--- Directions for this task ---
Reproduce each record exactly.

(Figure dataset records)
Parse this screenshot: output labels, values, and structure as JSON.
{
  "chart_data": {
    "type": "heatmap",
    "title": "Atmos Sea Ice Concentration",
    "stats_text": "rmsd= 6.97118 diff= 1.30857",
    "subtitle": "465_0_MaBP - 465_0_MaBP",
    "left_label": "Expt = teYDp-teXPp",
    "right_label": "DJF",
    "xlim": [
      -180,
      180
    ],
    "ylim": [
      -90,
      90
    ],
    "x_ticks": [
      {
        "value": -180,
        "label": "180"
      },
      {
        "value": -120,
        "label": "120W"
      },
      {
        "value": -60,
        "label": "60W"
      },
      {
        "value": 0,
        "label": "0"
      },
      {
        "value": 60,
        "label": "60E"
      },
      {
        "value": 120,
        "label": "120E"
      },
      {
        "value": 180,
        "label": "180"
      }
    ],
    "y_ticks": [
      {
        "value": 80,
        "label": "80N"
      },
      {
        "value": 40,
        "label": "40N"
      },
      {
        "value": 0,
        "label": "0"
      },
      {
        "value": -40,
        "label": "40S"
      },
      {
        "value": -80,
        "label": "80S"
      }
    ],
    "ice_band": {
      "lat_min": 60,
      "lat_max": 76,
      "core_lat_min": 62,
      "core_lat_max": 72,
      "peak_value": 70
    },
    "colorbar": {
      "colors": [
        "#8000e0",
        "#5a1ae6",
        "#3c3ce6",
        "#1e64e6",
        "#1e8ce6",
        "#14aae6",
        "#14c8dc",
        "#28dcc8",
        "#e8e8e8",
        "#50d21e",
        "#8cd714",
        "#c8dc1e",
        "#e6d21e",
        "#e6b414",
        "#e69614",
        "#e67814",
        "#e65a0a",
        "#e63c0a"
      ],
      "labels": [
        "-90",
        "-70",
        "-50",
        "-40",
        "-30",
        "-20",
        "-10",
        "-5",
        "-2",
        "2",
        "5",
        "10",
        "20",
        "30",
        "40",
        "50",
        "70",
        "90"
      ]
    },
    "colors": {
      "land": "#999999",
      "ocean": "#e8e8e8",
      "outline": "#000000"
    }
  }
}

--- Answer to this exercise ---
Parse this screenshot: output labels, values, and structure as JSON.
{
  "chart_data": {
    "type": "heatmap",
    "title": "Atmos Sea Ice Concentration",
    "stats_text": "rmsd= 6.97118 diff= 1.30857",
    "subtitle": "465_0_MaBP - 465_0_MaBP",
    "left_label": "Expt = teYDp-teXPp",
    "right_label": "DJF",
    "xlim": [
      -180,
      180
    ],
    "ylim": [
      -90,
      90
    ],
    "x_ticks": [
      {
        "value": -180,
        "label": "180"
      },
      {
        "value": -120,
        "label": "120W"
      },
      {
        "value": -60,
        "label": "60W"
      },
      {
        "value": 0,
        "label": "0"
      },
      {
        "value": 60,
        "label": "60E"
      },
      {
        "value": 120,
        "label": "120E"
      },
      {
        "value": 180,
        "label": "180"
      }
    ],
    "y_ticks": [
      {
        "value": 80,
        "label": "80N"
      },
      {
        "value": 40,
        "label": "40N"
      },
      {
        "value": 0,
        "label": "0"
      },
      {
        "value": -40,
        "label": "40S"
      },
      {
        "value": -80,
        "label": "80S"
      }
    ],
    "ice_band": {
      "lat_min": 60,
      "lat_max": 76,
      "core_lat_min": 62,
      "core_lat_max": 72,
      "peak_value": 70
    },
    "colorbar": {
      "colors": [
        "#8000e0",
        "#5a1ae6",
        "#3c3ce6",
        "#1e64e6",
        "#1e8ce6",
        "#14aae6",
        "#14c8dc",
        "#28dcc8",
        "#e8e8e8",
        "#50d21e",
        "#8cd714",
        "#c8dc1e",
        "#e6d21e",
        "#e6b414",
        "#e69614",
        "#e67814",
        "#e65a0a",
        "#e63c0a"
      ],
      "labels": [
        "-90",
        "-70",
        "-50",
        "-40",
        "-30",
        "-20",
        "-10",
        "-5",
        "-2",
        "2",
        "5",
        "10",
        "20",
        "30",
        "40",
        "50",
        "70",
        "90"
      ]
    },
    "colors": {
      "land": "#999999",
      "ocean": "#e8e8e8",
      "outline": "#000000"
    }
  }
}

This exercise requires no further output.